BEGIN Records for processing

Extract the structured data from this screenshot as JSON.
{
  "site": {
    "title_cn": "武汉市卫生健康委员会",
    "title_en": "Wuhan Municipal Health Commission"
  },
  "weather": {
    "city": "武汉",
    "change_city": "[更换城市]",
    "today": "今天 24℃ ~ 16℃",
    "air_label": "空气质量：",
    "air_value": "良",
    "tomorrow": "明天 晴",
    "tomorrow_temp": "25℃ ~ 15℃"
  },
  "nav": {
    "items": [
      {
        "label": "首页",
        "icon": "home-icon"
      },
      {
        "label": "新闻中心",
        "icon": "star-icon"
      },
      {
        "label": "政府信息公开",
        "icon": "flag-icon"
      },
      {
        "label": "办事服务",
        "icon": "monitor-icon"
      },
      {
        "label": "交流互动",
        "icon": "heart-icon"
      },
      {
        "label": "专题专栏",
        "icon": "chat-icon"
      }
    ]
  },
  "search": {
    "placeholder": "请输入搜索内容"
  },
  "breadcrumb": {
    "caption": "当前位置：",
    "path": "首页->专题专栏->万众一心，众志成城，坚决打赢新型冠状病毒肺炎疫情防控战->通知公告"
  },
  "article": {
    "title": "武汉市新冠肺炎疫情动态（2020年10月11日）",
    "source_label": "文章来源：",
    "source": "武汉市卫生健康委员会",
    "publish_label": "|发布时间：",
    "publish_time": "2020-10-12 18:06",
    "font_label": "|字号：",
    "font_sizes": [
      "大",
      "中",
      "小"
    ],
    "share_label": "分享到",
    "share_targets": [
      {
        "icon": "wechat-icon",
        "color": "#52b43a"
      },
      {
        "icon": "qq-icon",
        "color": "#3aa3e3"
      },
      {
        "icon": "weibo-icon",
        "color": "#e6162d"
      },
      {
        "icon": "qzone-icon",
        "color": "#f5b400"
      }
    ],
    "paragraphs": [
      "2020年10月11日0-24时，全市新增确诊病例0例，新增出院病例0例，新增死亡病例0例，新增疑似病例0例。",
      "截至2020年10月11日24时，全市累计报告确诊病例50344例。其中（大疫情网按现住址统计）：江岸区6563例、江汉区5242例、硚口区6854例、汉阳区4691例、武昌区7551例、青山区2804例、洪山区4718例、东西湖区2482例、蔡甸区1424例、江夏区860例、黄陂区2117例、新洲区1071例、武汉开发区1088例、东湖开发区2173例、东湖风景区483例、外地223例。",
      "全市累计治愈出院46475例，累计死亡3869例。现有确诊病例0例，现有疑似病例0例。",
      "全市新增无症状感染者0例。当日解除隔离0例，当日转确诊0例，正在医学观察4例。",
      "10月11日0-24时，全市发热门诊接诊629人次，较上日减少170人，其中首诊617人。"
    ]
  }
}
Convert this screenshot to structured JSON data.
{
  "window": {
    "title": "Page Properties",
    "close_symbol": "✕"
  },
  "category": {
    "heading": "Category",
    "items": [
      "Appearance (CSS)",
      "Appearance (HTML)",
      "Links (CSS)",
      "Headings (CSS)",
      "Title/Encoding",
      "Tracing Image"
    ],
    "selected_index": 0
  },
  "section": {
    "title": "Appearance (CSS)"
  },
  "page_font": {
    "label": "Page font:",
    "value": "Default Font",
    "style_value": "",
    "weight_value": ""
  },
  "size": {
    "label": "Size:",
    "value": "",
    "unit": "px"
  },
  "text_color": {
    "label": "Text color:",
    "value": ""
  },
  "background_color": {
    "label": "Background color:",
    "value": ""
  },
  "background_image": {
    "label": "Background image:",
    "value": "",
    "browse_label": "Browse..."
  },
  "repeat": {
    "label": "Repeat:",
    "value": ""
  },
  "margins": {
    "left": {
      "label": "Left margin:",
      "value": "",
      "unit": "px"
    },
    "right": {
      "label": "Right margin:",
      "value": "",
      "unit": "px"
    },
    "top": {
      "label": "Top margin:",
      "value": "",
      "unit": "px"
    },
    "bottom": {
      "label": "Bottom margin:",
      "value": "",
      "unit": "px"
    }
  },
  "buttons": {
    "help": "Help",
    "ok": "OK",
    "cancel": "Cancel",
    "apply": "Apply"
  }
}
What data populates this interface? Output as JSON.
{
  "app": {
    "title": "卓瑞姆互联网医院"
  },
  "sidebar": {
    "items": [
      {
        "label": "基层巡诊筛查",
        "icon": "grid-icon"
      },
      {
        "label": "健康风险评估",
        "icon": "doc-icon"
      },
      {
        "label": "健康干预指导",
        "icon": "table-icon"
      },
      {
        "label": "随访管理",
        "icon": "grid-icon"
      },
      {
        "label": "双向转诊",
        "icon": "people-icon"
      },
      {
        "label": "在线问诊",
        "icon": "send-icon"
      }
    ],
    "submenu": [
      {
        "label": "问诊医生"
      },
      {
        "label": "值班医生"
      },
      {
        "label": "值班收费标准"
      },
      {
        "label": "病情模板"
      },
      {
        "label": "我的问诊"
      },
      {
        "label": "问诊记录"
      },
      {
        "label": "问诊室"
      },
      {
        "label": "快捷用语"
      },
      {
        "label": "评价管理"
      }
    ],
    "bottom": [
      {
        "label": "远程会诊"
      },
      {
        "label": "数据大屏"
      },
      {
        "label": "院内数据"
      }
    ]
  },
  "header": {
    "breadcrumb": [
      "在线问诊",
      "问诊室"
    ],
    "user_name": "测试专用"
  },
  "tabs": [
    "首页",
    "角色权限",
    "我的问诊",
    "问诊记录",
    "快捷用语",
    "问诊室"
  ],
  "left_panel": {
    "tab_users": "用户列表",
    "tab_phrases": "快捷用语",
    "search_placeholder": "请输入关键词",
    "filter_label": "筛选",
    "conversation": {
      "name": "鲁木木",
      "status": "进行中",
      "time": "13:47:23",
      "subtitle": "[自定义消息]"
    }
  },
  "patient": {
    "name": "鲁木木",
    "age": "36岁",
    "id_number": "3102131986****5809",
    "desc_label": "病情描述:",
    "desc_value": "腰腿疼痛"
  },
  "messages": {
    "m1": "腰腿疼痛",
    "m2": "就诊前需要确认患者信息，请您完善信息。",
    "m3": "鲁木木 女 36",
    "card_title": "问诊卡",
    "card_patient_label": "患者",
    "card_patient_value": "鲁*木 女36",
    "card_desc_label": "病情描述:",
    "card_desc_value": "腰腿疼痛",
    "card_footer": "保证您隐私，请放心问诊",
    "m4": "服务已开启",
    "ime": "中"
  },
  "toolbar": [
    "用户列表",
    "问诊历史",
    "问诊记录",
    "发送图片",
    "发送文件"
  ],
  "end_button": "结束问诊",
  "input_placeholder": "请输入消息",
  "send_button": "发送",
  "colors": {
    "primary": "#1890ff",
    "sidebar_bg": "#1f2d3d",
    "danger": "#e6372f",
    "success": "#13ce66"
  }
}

END Records for processing

Prompt:
Give back each line above precisely as it stands.

Written answer:
Extract the structured data from this screenshot as JSON.
{
  "site": {
    "title_cn": "武汉市卫生健康委员会",
    "title_en": "Wuhan Municipal Health Commission"
  },
  "weather": {
    "city": "武汉",
    "change_city": "[更换城市]",
    "today": "今天 24℃ ~ 16℃",
    "air_label": "空气质量：",
    "air_value": "良",
    "tomorrow": "明天 晴",
    "tomorrow_temp": "25℃ ~ 15℃"
  },
  "nav": {
    "items": [
      {
        "label": "首页",
        "icon": "home-icon"
      },
      {
        "label": "新闻中心",
        "icon": "star-icon"
      },
      {
        "label": "政府信息公开",
        "icon": "flag-icon"
      },
      {
        "label": "办事服务",
        "icon": "monitor-icon"
      },
      {
        "label": "交流互动",
        "icon": "heart-icon"
      },
      {
        "label": "专题专栏",
        "icon": "chat-icon"
      }
    ]
  },
  "search": {
    "placeholder": "请输入搜索内容"
  },
  "breadcrumb": {
    "caption": "当前位置：",
    "path": "首页->专题专栏->万众一心，众志成城，坚决打赢新型冠状病毒肺炎疫情防控战->通知公告"
  },
  "article": {
    "title": "武汉市新冠肺炎疫情动态（2020年10月11日）",
    "source_label": "文章来源：",
    "source": "武汉市卫生健康委员会",
    "publish_label": "|发布时间：",
    "publish_time": "2020-10-12 18:06",
    "font_label": "|字号：",
    "font_sizes": [
      "大",
      "中",
      "小"
    ],
    "share_label": "分享到",
    "share_targets": [
      {
        "icon": "wechat-icon",
        "color": "#52b43a"
      },
      {
        "icon": "qq-icon",
        "color": "#3aa3e3"
      },
      {
        "icon": "weibo-icon",
        "color": "#e6162d"
      },
      {
        "icon": "qzone-icon",
        "color": "#f5b400"
      }
    ],
    "paragraphs": [
      "2020年10月11日0-24时，全市新增确诊病例0例，新增出院病例0例，新增死亡病例0例，新增疑似病例0例。",
      "截至2020年10月11日24时，全市累计报告确诊病例50344例。其中（大疫情网按现住址统计）：江岸区6563例、江汉区5242例、硚口区6854例、汉阳区4691例、武昌区7551例、青山区2804例、洪山区4718例、东西湖区2482例、蔡甸区1424例、江夏区860例、黄陂区2117例、新洲区1071例、武汉开发区1088例、东湖开发区2173例、东湖风景区483例、外地223例。",
      "全市累计治愈出院46475例，累计死亡3869例。现有确诊病例0例，现有疑似病例0例。",
      "全市新增无症状感染者0例。当日解除隔离0例，当日转确诊0例，正在医学观察4例。",
      "10月11日0-24时，全市发热门诊接诊629人次，较上日减少170人，其中首诊617人。"
    ]
  }
}
Convert this screenshot to structured JSON data.
{
  "window": {
    "title": "Page Properties",
    "close_symbol": "✕"
  },
  "category": {
    "heading": "Category",
    "items": [
      "Appearance (CSS)",
      "Appearance (HTML)",
      "Links (CSS)",
      "Headings (CSS)",
      "Title/Encoding",
      "Tracing Image"
    ],
    "selected_index": 0
  },
  "section": {
    "title": "Appearance (CSS)"
  },
  "page_font": {
    "label": "Page font:",
    "value": "Default Font",
    "style_value": "",
    "weight_value": ""
  },
  "size": {
    "label": "Size:",
    "value": "",
    "unit": "px"
  },
  "text_color": {
    "label": "Text color:",
    "value": ""
  },
  "background_color": {
    "label": "Background color:",
    "value": ""
  },
  "background_image": {
    "label": "Background image:",
    "value": "",
    "browse_label": "Browse..."
  },
  "repeat": {
    "label": "Repeat:",
    "value": ""
  },
  "margins": {
    "left": {
      "label": "Left margin:",
      "value": "",
      "unit": "px"
    },
    "right": {
      "label": "Right margin:",
      "value": "",
      "unit": "px"
    },
    "top": {
      "label": "Top margin:",
      "value": "",
      "unit": "px"
    },
    "bottom": {
      "label": "Bottom margin:",
      "value": "",
      "unit": "px"
    }
  },
  "buttons": {
    "help": "Help",
    "ok": "OK",
    "cancel": "Cancel",
    "apply": "Apply"
  }
}
What data populates this interface? Output as JSON.
{
  "app": {
    "title": "卓瑞姆互联网医院"
  },
  "sidebar": {
    "items": [
      {
        "label": "基层巡诊筛查",
        "icon": "grid-icon"
      },
      {
        "label": "健康风险评估",
        "icon": "doc-icon"
      },
      {
        "label": "健康干预指导",
        "icon": "table-icon"
      },
      {
        "label": "随访管理",
        "icon": "grid-icon"
      },
      {
        "label": "双向转诊",
        "icon": "people-icon"
      },
      {
        "label": "在线问诊",
        "icon": "send-icon"
      }
    ],
    "submenu": [
      {
        "label": "问诊医生"
      },
      {
        "label": "值班医生"
      },
      {
        "label": "值班收费标准"
      },
      {
        "label": "病情模板"
      },
      {
        "label": "我的问诊"
      },
      {
        "label": "问诊记录"
      },
      {
        "label": "问诊室"
      },
      {
        "label": "快捷用语"
      },
      {
        "label": "评价管理"
      }
    ],
    "bottom": [
      {
        "label": "远程会诊"
      },
      {
        "label": "数据大屏"
      },
      {
        "label": "院内数据"
      }
    ]
  },
  "header": {
    "breadcrumb": [
      "在线问诊",
      "问诊室"
    ],
    "user_name": "测试专用"
  },
  "tabs": [
    "首页",
    "角色权限",
    "我的问诊",
    "问诊记录",
    "快捷用语",
    "问诊室"
  ],
  "left_panel": {
    "tab_users": "用户列表",
    "tab_phrases": "快捷用语",
    "search_placeholder": "请输入关键词",
    "filter_label": "筛选",
    "conversation": {
      "name": "鲁木木",
      "status": "进行中",
      "time": "13:47:23",
      "subtitle": "[自定义消息]"
    }
  },
  "patient": {
    "name": "鲁木木",
    "age": "36岁",
    "id_number": "3102131986****5809",
    "desc_label": "病情描述:",
    "desc_value": "腰腿疼痛"
  },
  "messages": {
    "m1": "腰腿疼痛",
    "m2": "就诊前需要确认患者信息，请您完善信息。",
    "m3": "鲁木木 女 36",
    "card_title": "问诊卡",
    "card_patient_label": "患者",
    "card_patient_value": "鲁*木 女36",
    "card_desc_label": "病情描述:",
    "card_desc_value": "腰腿疼痛",
    "card_footer": "保证您隐私，请放心问诊",
    "m4": "服务已开启",
    "ime": "中"
  },
  "toolbar": [
    "用户列表",
    "问诊历史",
    "问诊记录",
    "发送图片",
    "发送文件"
  ],
  "end_button": "结束问诊",
  "input_placeholder": "请输入消息",
  "send_button": "发送",
  "colors": {
    "primary": "#1890ff",
    "sidebar_bg": "#1f2d3d",
    "danger": "#e6372f",
    "success": "#13ce66"
  }
}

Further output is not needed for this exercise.